> What the exercise asks
Each record must be retyped in full. No character may differ.
* Start Material provided *
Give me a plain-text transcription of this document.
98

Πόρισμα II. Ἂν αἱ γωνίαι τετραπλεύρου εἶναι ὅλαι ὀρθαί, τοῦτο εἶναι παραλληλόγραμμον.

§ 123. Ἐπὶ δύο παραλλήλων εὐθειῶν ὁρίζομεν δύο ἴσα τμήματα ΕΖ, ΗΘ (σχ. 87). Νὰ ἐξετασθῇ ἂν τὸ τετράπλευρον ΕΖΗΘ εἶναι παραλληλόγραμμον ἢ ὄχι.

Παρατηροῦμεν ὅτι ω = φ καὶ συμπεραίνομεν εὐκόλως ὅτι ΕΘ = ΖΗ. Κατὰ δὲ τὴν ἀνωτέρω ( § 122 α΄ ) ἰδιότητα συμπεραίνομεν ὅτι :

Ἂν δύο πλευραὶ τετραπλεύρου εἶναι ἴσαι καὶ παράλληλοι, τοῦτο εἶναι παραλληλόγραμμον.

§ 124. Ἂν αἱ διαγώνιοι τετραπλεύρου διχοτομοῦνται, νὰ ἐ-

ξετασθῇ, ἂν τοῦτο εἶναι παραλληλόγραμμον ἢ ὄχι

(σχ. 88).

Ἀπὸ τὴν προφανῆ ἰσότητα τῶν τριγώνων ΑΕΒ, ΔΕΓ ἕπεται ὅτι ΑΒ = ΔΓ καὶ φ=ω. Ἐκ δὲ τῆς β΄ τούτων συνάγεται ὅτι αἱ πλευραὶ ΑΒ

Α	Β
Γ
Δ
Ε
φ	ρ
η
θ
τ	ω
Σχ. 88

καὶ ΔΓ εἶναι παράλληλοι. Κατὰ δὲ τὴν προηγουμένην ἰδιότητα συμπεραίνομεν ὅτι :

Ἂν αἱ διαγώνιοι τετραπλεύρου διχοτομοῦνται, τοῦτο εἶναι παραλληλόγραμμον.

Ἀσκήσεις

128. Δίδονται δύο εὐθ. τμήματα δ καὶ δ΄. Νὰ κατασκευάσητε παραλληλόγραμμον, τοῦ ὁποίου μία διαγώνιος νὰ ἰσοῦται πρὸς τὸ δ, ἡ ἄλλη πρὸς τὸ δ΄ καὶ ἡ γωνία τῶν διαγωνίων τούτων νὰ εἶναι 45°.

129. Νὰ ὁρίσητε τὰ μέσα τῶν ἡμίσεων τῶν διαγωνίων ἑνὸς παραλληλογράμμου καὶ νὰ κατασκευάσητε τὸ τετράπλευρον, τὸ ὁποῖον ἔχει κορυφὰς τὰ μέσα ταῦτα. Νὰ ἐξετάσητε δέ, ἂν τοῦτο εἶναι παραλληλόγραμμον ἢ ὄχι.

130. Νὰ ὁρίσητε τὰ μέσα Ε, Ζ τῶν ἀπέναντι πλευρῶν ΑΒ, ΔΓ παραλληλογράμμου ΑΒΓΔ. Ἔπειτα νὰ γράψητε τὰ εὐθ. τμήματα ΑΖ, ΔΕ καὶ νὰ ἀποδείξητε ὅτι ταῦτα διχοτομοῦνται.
* End Material provided *
> In response
Give me a plain-text transcription of this document.
98

Πόρισμα II. Ἂν αἱ γωνίαι τετραπλεύρου εἶναι ὅλαι ὀρθαί, τοῦτο εἶναι παραλληλόγραμμον.

§ 123. Ἐπὶ δύο παραλλήλων εὐθειῶν ὁρίζομεν δύο ἴσα τμήματα ΕΖ, ΗΘ (σχ. 87). Νὰ ἐξετασθῇ ἂν τὸ τετράπλευρον ΕΖΗΘ εἶναι παραλληλόγραμμον ἢ ὄχι.

Παρατηροῦμεν ὅτι ω = φ καὶ συμπεραίνομεν εὐκόλως ὅτι ΕΘ = ΖΗ. Κατὰ δὲ τὴν ἀνωτέρω ( § 122 α΄ ) ἰδιότητα συμπεραίνομεν ὅτι :

Ἂν δύο πλευραὶ τετραπλεύρου εἶναι ἴσαι καὶ παράλληλοι, τοῦτο εἶναι παραλληλόγραμμον.

§ 124. Ἂν αἱ διαγώνιοι τετραπλεύρου διχοτομοῦνται, νὰ ἐ-

ξετασθῇ, ἂν τοῦτο εἶναι παραλληλόγραμμον ἢ ὄχι

(σχ. 88).

Ἀπὸ τὴν προφανῆ ἰσότητα τῶν τριγώνων ΑΕΒ, ΔΕΓ ἕπεται ὅτι ΑΒ = ΔΓ καὶ φ=ω. Ἐκ δὲ τῆς β΄ τούτων συνάγεται ὅτι αἱ πλευραὶ ΑΒ

Α	Β
Γ
Δ
Ε
φ	ρ
η
θ
τ	ω
Σχ. 88

καὶ ΔΓ εἶναι παράλληλοι. Κατὰ δὲ τὴν προηγουμένην ἰδιότητα συμπεραίνομεν ὅτι :

Ἂν αἱ διαγώνιοι τετραπλεύρου διχοτομοῦνται, τοῦτο εἶναι παραλληλόγραμμον.

Ἀσκήσεις

128. Δίδονται δύο εὐθ. τμήματα δ καὶ δ΄. Νὰ κατασκευάσητε παραλληλόγραμμον, τοῦ ὁποίου μία διαγώνιος νὰ ἰσοῦται πρὸς τὸ δ, ἡ ἄλλη πρὸς τὸ δ΄ καὶ ἡ γωνία τῶν διαγωνίων τούτων νὰ εἶναι 45°.

129. Νὰ ὁρίσητε τὰ μέσα τῶν ἡμίσεων τῶν διαγωνίων ἑνὸς παραλληλογράμμου καὶ νὰ κατασκευάσητε τὸ τετράπλευρον, τὸ ὁποῖον ἔχει κορυφὰς τὰ μέσα ταῦτα. Νὰ ἐξετάσητε δέ, ἂν τοῦτο εἶναι παραλληλόγραμμον ἢ ὄχι.

130. Νὰ ὁρίσητε τὰ μέσα Ε, Ζ τῶν ἀπέναντι πλευρῶν ΑΒ, ΔΓ παραλληλογράμμου ΑΒΓΔ. Ἔπειτα νὰ γράψητε τὰ εὐθ. τμήματα ΑΖ, ΔΕ καὶ νὰ ἀποδείξητε ὅτι ταῦτα διχοτομοῦνται.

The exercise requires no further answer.